> Written exercise: Among the lines listed below, count those that include the string "this", and state only the count.

> Records supplied:
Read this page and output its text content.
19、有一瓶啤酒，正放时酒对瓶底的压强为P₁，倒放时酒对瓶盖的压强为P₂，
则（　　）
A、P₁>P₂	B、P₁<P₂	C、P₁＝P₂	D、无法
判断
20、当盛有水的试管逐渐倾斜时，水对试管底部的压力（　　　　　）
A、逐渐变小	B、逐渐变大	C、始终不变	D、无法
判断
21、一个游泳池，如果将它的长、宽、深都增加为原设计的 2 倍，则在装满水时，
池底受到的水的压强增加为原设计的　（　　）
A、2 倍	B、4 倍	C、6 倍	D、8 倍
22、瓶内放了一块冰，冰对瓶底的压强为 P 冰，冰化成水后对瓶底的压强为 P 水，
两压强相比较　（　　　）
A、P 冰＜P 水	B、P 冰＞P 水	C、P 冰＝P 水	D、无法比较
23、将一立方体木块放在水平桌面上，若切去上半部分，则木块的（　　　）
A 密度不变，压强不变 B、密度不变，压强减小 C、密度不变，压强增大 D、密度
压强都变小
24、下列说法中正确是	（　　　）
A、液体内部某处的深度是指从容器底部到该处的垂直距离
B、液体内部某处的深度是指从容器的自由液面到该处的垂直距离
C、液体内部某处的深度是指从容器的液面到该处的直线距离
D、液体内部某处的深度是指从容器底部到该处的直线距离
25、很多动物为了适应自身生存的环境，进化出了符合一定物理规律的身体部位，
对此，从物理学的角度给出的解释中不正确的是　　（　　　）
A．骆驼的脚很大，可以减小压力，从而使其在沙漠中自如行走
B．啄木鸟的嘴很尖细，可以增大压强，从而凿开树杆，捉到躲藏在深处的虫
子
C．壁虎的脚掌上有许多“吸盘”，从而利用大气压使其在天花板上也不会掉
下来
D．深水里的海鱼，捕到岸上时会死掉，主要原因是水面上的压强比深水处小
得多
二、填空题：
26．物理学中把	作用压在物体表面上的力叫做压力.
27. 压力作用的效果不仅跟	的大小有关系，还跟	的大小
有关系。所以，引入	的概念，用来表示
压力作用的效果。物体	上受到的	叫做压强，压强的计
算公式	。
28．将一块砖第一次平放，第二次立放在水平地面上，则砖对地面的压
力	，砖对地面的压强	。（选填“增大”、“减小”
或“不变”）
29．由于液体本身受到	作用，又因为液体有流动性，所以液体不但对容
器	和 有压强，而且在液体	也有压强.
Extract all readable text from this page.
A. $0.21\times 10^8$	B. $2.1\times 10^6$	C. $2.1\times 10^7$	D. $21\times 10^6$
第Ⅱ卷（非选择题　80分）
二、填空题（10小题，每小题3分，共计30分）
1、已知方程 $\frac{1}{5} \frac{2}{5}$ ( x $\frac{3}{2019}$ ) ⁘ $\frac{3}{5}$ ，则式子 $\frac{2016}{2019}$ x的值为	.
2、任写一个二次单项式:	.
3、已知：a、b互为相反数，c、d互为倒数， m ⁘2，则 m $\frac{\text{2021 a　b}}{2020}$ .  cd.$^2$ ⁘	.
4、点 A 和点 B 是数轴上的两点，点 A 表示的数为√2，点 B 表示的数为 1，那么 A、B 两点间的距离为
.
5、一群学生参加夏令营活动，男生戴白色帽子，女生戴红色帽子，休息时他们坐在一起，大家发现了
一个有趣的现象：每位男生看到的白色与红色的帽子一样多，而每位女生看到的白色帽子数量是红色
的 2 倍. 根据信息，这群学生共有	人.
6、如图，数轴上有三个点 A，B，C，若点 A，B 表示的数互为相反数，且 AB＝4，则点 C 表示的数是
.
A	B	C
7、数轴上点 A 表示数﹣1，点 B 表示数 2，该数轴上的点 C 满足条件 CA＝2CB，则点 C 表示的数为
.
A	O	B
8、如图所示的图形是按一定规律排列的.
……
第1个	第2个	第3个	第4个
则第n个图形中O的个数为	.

> Solution: 2